Figure contents as structured data
+++

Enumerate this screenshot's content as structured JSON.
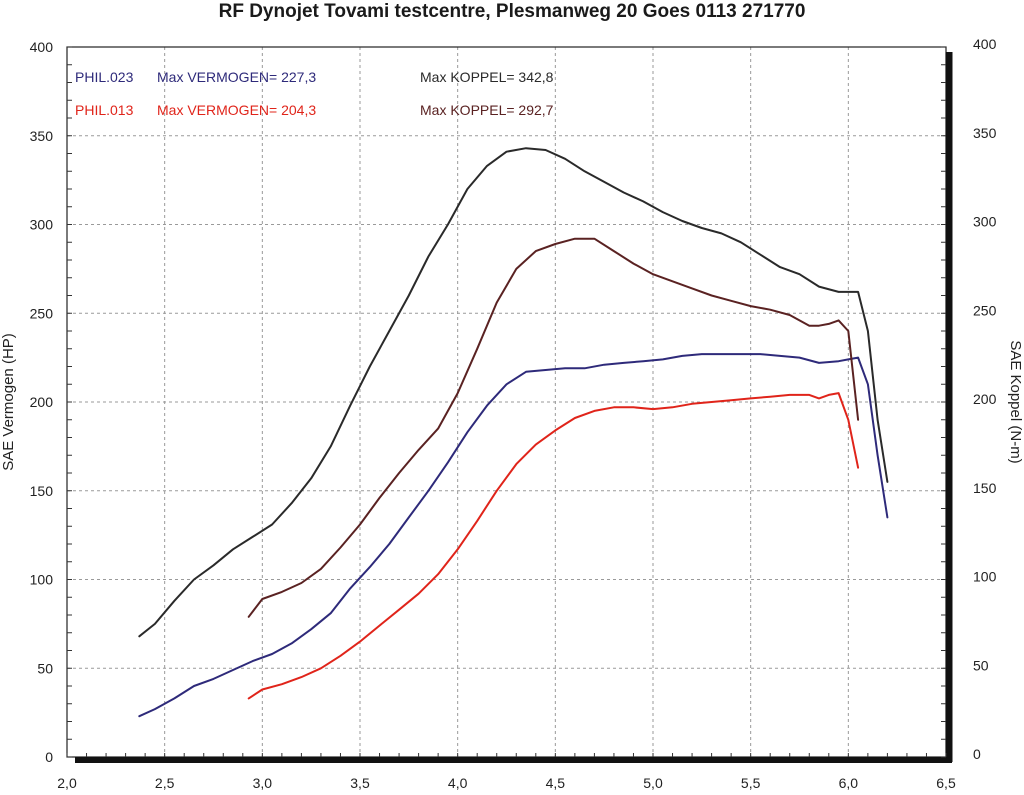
{
  "chart_data": {
    "type": "line",
    "title": "RF Dynojet Tovami testcentre, Plesmanweg 20 Goes 0113 271770",
    "xlabel": "",
    "ylabel": "SAE Vermogen (HP)",
    "y2label": "SAE Koppel (N-m)",
    "xlim": [
      2.0,
      6.5
    ],
    "ylim": [
      0,
      400
    ],
    "y2lim": [
      0,
      400
    ],
    "x_ticks": [
      "2,0",
      "2,5",
      "3,0",
      "3,5",
      "4,0",
      "4,5",
      "5,0",
      "5,5",
      "6,0",
      "6,5"
    ],
    "y_ticks": [
      "0",
      "50",
      "100",
      "150",
      "200",
      "250",
      "300",
      "350",
      "400"
    ],
    "y2_ticks": [
      "0",
      "50",
      "100",
      "150",
      "200",
      "250",
      "300",
      "350",
      "400"
    ],
    "grid": true,
    "legend": [
      {
        "run": "PHIL.023",
        "text": "Max VERMOGEN= 227,3",
        "torque_text": "Max KOPPEL= 342,8",
        "color": "#2e2a7a",
        "torque_color": "#2a2a2a"
      },
      {
        "run": "PHIL.013",
        "text": "Max VERMOGEN= 204,3",
        "torque_text": "Max KOPPEL= 292,7",
        "color": "#e0241a",
        "torque_color": "#5a2222"
      }
    ],
    "series": [
      {
        "key": "phil023_power",
        "axis": "left",
        "color": "#2e2a7a",
        "x": [
          2.37,
          2.45,
          2.55,
          2.65,
          2.75,
          2.85,
          2.95,
          3.05,
          3.15,
          3.25,
          3.35,
          3.45,
          3.55,
          3.65,
          3.75,
          3.85,
          3.95,
          4.05,
          4.15,
          4.25,
          4.35,
          4.45,
          4.55,
          4.65,
          4.75,
          4.85,
          4.95,
          5.05,
          5.15,
          5.25,
          5.35,
          5.45,
          5.55,
          5.65,
          5.75,
          5.85,
          5.95,
          6.0,
          6.05,
          6.1,
          6.15,
          6.2
        ],
        "y": [
          23,
          27,
          33,
          40,
          44,
          49,
          54,
          58,
          64,
          72,
          81,
          95,
          107,
          120,
          135,
          150,
          166,
          183,
          198,
          210,
          217,
          218,
          219,
          219,
          221,
          222,
          223,
          224,
          226,
          227,
          227,
          227,
          227,
          226,
          225,
          222,
          223,
          224,
          225,
          210,
          170,
          135
        ]
      },
      {
        "key": "phil023_torque",
        "axis": "right",
        "color": "#2a2a2a",
        "x": [
          2.37,
          2.45,
          2.55,
          2.65,
          2.75,
          2.85,
          2.95,
          3.05,
          3.15,
          3.25,
          3.35,
          3.45,
          3.55,
          3.65,
          3.75,
          3.85,
          3.95,
          4.05,
          4.15,
          4.25,
          4.35,
          4.45,
          4.55,
          4.65,
          4.75,
          4.85,
          4.95,
          5.05,
          5.15,
          5.25,
          5.35,
          5.45,
          5.55,
          5.65,
          5.75,
          5.85,
          5.95,
          6.0,
          6.05,
          6.1,
          6.15,
          6.2
        ],
        "y": [
          68,
          75,
          88,
          100,
          108,
          117,
          124,
          131,
          143,
          157,
          175,
          198,
          220,
          240,
          260,
          282,
          300,
          320,
          333,
          341,
          343,
          342,
          337,
          330,
          324,
          318,
          313,
          307,
          302,
          298,
          295,
          290,
          283,
          276,
          272,
          265,
          262,
          262,
          262,
          240,
          190,
          155
        ]
      },
      {
        "key": "phil013_power",
        "axis": "left",
        "color": "#e0241a",
        "x": [
          2.93,
          3.0,
          3.1,
          3.2,
          3.3,
          3.4,
          3.5,
          3.6,
          3.7,
          3.8,
          3.9,
          4.0,
          4.1,
          4.2,
          4.3,
          4.4,
          4.5,
          4.6,
          4.7,
          4.8,
          4.9,
          5.0,
          5.1,
          5.2,
          5.3,
          5.4,
          5.5,
          5.6,
          5.7,
          5.8,
          5.85,
          5.9,
          5.95,
          6.0,
          6.05
        ],
        "y": [
          33,
          38,
          41,
          45,
          50,
          57,
          65,
          74,
          83,
          92,
          103,
          117,
          133,
          150,
          165,
          176,
          184,
          191,
          195,
          197,
          197,
          196,
          197,
          199,
          200,
          201,
          202,
          203,
          204,
          204,
          202,
          204,
          205,
          190,
          163
        ]
      },
      {
        "key": "phil013_torque",
        "axis": "right",
        "color": "#5a2222",
        "x": [
          2.93,
          3.0,
          3.1,
          3.2,
          3.3,
          3.4,
          3.5,
          3.6,
          3.7,
          3.8,
          3.9,
          4.0,
          4.1,
          4.2,
          4.3,
          4.4,
          4.5,
          4.6,
          4.7,
          4.8,
          4.9,
          5.0,
          5.1,
          5.2,
          5.3,
          5.4,
          5.5,
          5.6,
          5.7,
          5.8,
          5.85,
          5.9,
          5.95,
          6.0,
          6.05
        ],
        "y": [
          79,
          89,
          93,
          98,
          106,
          118,
          131,
          146,
          160,
          173,
          185,
          205,
          230,
          256,
          275,
          285,
          289,
          292,
          292,
          285,
          278,
          272,
          268,
          264,
          260,
          257,
          254,
          252,
          249,
          243,
          243,
          244,
          246,
          240,
          190
        ]
      }
    ]
  }
}
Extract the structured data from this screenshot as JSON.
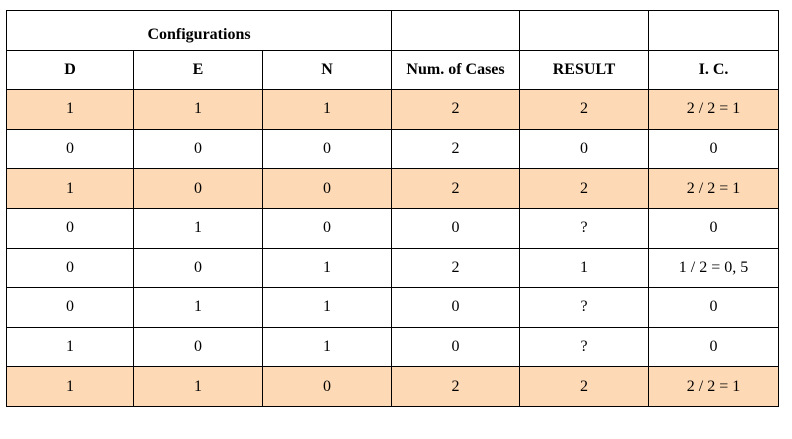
{
  "header": {
    "title": "Configurations",
    "columns": [
      "D",
      "E",
      "N",
      "Num. of Cases",
      "RESULT",
      "I. C."
    ]
  },
  "table": {
    "highlight_color": "#fdd9b5",
    "rows": [
      {
        "highlight": true,
        "cells": [
          "1",
          "1",
          "1",
          "2",
          "2",
          "2 / 2 = 1"
        ]
      },
      {
        "highlight": false,
        "cells": [
          "0",
          "0",
          "0",
          "2",
          "0",
          "0"
        ]
      },
      {
        "highlight": true,
        "cells": [
          "1",
          "0",
          "0",
          "2",
          "2",
          "2 / 2 = 1"
        ]
      },
      {
        "highlight": false,
        "cells": [
          "0",
          "1",
          "0",
          "0",
          "?",
          "0"
        ]
      },
      {
        "highlight": false,
        "cells": [
          "0",
          "0",
          "1",
          "2",
          "1",
          "1 / 2 = 0, 5"
        ]
      },
      {
        "highlight": false,
        "cells": [
          "0",
          "1",
          "1",
          "0",
          "?",
          "0"
        ]
      },
      {
        "highlight": false,
        "cells": [
          "1",
          "0",
          "1",
          "0",
          "?",
          "0"
        ]
      },
      {
        "highlight": true,
        "cells": [
          "1",
          "1",
          "0",
          "2",
          "2",
          "2 / 2 = 1"
        ]
      }
    ]
  }
}
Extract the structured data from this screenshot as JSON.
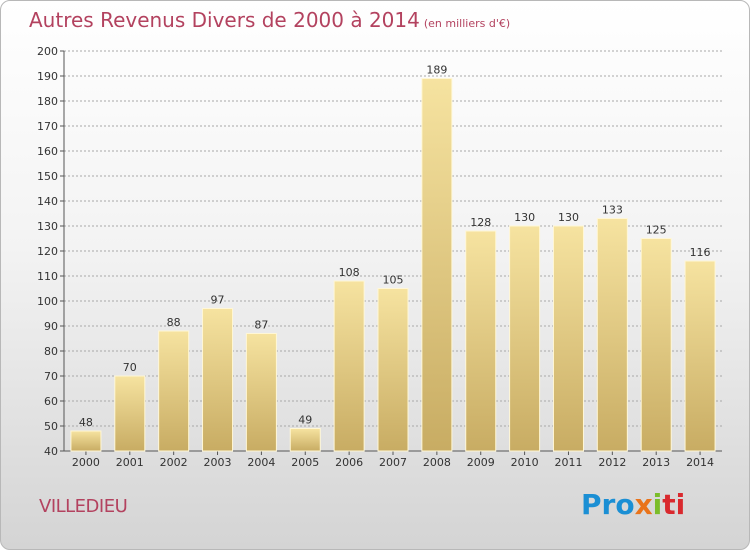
{
  "header": {
    "title": "Autres Revenus Divers de 2000 à 2014",
    "unit": "(en milliers d'€)"
  },
  "footer": {
    "commune": "VILLEDIEU",
    "brand_parts": [
      "Pro",
      "x",
      "i",
      "ti"
    ]
  },
  "colors": {
    "title": "#b3425f",
    "bar_light": "#f6e3a0",
    "bar_dark": "#c8ac63",
    "grid": "#a8a8a8"
  },
  "chart_data": {
    "type": "bar",
    "title": "Autres Revenus Divers de 2000 à 2014",
    "subtitle": "(en milliers d'€)",
    "xlabel": "",
    "ylabel": "",
    "categories": [
      "2000",
      "2001",
      "2002",
      "2003",
      "2004",
      "2005",
      "2006",
      "2007",
      "2008",
      "2009",
      "2010",
      "2011",
      "2012",
      "2013",
      "2014"
    ],
    "values": [
      48,
      70,
      88,
      97,
      87,
      49,
      108,
      105,
      189,
      128,
      130,
      130,
      133,
      125,
      116
    ],
    "ylim": [
      40,
      200
    ],
    "yticks": [
      40,
      50,
      60,
      70,
      80,
      90,
      100,
      110,
      120,
      130,
      140,
      150,
      160,
      170,
      180,
      190,
      200
    ],
    "grid": true,
    "data_labels": true
  }
}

+++

> Set exercise:
Find the string "milliers" in the records, then copy each line where it occurs.

> Output for this exercise:
    "unit": "(en milliers d'€)"
    "subtitle": "(en milliers d'€)",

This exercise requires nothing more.